#### Work to be completed:
The entries below are to be written out again without alteration.

#### Data listing:
•••

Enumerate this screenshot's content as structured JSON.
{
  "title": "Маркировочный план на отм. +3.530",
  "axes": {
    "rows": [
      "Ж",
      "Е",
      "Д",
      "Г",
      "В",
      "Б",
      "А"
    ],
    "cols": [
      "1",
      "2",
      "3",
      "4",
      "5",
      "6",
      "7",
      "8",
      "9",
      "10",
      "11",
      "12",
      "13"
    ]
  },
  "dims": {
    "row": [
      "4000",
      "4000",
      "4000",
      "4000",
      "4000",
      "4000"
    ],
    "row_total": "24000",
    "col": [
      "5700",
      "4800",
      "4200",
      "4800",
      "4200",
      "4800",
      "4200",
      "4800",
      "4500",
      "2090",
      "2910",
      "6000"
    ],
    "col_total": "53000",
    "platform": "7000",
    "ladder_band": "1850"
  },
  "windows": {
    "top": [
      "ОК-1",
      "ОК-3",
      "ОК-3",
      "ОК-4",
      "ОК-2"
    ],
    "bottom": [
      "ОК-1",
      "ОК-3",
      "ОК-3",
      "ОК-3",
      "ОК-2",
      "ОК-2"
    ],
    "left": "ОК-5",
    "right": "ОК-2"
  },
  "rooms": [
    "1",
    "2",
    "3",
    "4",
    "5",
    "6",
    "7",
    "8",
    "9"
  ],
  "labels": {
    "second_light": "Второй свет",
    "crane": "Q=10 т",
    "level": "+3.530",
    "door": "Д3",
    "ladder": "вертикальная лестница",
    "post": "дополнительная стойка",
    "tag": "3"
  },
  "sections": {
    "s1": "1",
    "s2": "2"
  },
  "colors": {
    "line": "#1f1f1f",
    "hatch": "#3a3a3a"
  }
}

•••

#### Completed exercise:
Enumerate this screenshot's content as structured JSON.
{
  "title": "Маркировочный план на отм. +3.530",
  "axes": {
    "rows": [
      "Ж",
      "Е",
      "Д",
      "Г",
      "В",
      "Б",
      "А"
    ],
    "cols": [
      "1",
      "2",
      "3",
      "4",
      "5",
      "6",
      "7",
      "8",
      "9",
      "10",
      "11",
      "12",
      "13"
    ]
  },
  "dims": {
    "row": [
      "4000",
      "4000",
      "4000",
      "4000",
      "4000",
      "4000"
    ],
    "row_total": "24000",
    "col": [
      "5700",
      "4800",
      "4200",
      "4800",
      "4200",
      "4800",
      "4200",
      "4800",
      "4500",
      "2090",
      "2910",
      "6000"
    ],
    "col_total": "53000",
    "platform": "7000",
    "ladder_band": "1850"
  },
  "windows": {
    "top": [
      "ОК-1",
      "ОК-3",
      "ОК-3",
      "ОК-4",
      "ОК-2"
    ],
    "bottom": [
      "ОК-1",
      "ОК-3",
      "ОК-3",
      "ОК-3",
      "ОК-2",
      "ОК-2"
    ],
    "left": "ОК-5",
    "right": "ОК-2"
  },
  "rooms": [
    "1",
    "2",
    "3",
    "4",
    "5",
    "6",
    "7",
    "8",
    "9"
  ],
  "labels": {
    "second_light": "Второй свет",
    "crane": "Q=10 т",
    "level": "+3.530",
    "door": "Д3",
    "ladder": "вертикальная лестница",
    "post": "дополнительная стойка",
    "tag": "3"
  },
  "sections": {
    "s1": "1",
    "s2": "2"
  },
  "colors": {
    "line": "#1f1f1f",
    "hatch": "#3a3a3a"
  }
}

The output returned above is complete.